● What you are asked to do: Repeat each entry as written and leave the images out of the copy.

Stored data entries:
####

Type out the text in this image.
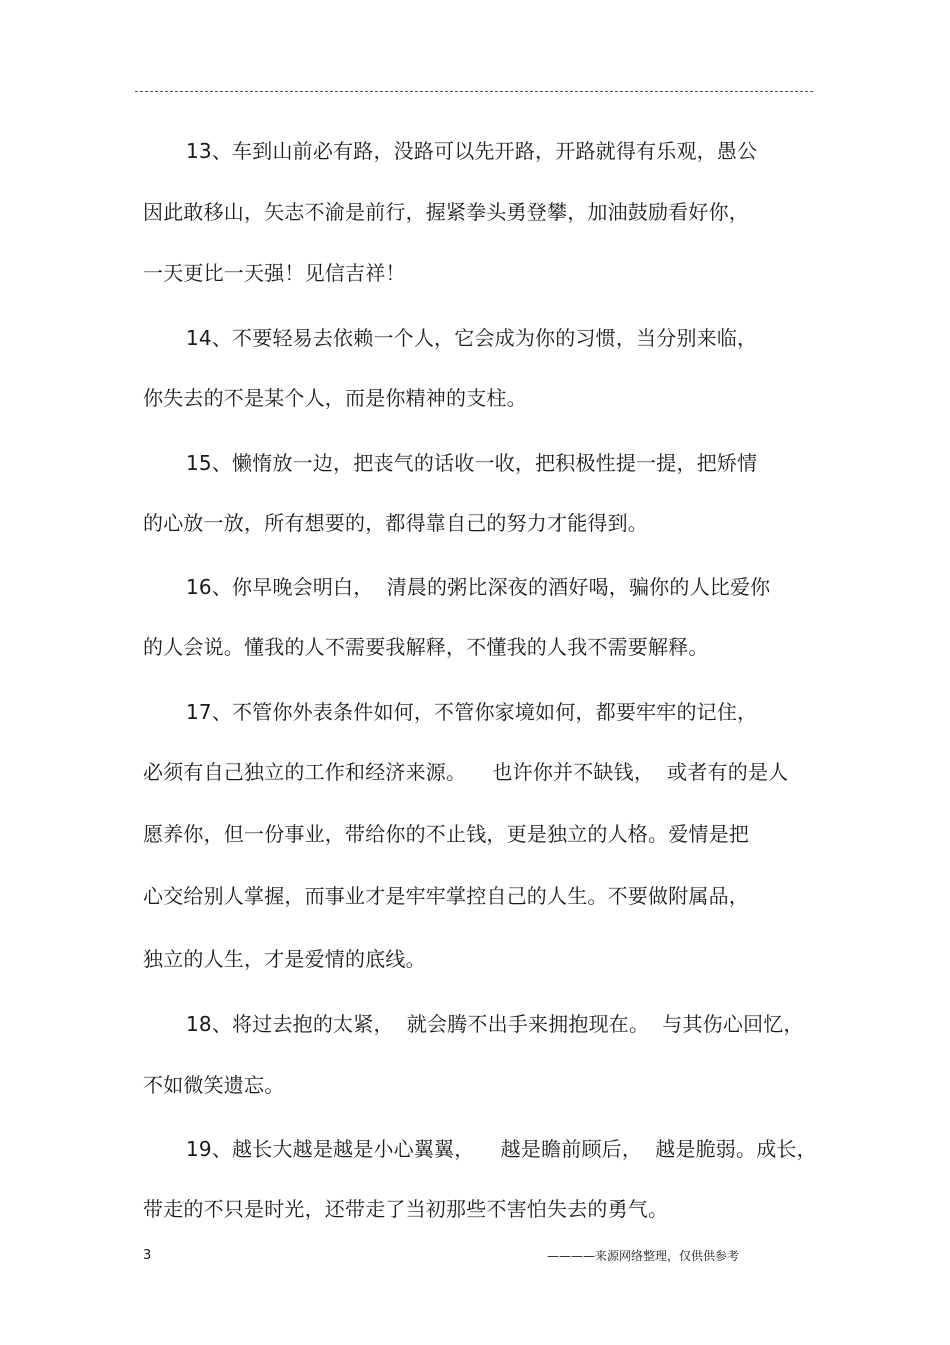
13、车到山前必有路，没路可以先开路，开路就得有乐观，愚公
因此敢移山，矢志不渝是前行，握紧拳头勇登攀，加油鼓励看好你，
一天更比一天强！见信吉祥！
14、不要轻易去依赖一个人，它会成为你的习惯，当分别来临，
你失去的不是某个人，而是你精神的支柱。
15、懒惰放一边，把丧气的话收一收，把积极性提一提，把矫情
的心放一放，所有想要的，都得靠自己的努力才能得到。
16、你早晚会明白，  清晨的粥比深夜的酒好喝，骗你的人比爱你
的人会说。懂我的人不需要我解释，不懂我的人我不需要解释。
17、不管你外表条件如何，不管你家境如何，都要牢牢的记住，
必须有自己独立的工作和经济来源。    也许你并不缺钱，  或者有的是人
愿养你，但一份事业，带给你的不止钱，更是独立的人格。爱情是把
心交给别人掌握，而事业才是牢牢掌控自己的人生。不要做附属品，
独立的人生，才是爱情的底线。
18、将过去抱的太紧，  就会腾不出手来拥抱现在。  与其伤心回忆，
不如微笑遗忘。
19、越长大越是越是小心翼翼，    越是瞻前顾后，  越是脆弱。成长，
带走的不只是时光，还带走了当初那些不害怕失去的勇气。
3	————来源网络整理，仅供供参考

####

● Task answer:
Type out the text in this image.
13、车到山前必有路，没路可以先开路，开路就得有乐观，愚公
因此敢移山，矢志不渝是前行，握紧拳头勇登攀，加油鼓励看好你，
一天更比一天强！见信吉祥！
14、不要轻易去依赖一个人，它会成为你的习惯，当分别来临，
你失去的不是某个人，而是你精神的支柱。
15、懒惰放一边，把丧气的话收一收，把积极性提一提，把矫情
的心放一放，所有想要的，都得靠自己的努力才能得到。
16、你早晚会明白，  清晨的粥比深夜的酒好喝，骗你的人比爱你
的人会说。懂我的人不需要我解释，不懂我的人我不需要解释。
17、不管你外表条件如何，不管你家境如何，都要牢牢的记住，
必须有自己独立的工作和经济来源。    也许你并不缺钱，  或者有的是人
愿养你，但一份事业，带给你的不止钱，更是独立的人格。爱情是把
心交给别人掌握，而事业才是牢牢掌控自己的人生。不要做附属品，
独立的人生，才是爱情的底线。
18、将过去抱的太紧，  就会腾不出手来拥抱现在。  与其伤心回忆，
不如微笑遗忘。
19、越长大越是越是小心翼翼，    越是瞻前顾后，  越是脆弱。成长，
带走的不只是时光，还带走了当初那些不害怕失去的勇气。
3	————来源网络整理，仅供供参考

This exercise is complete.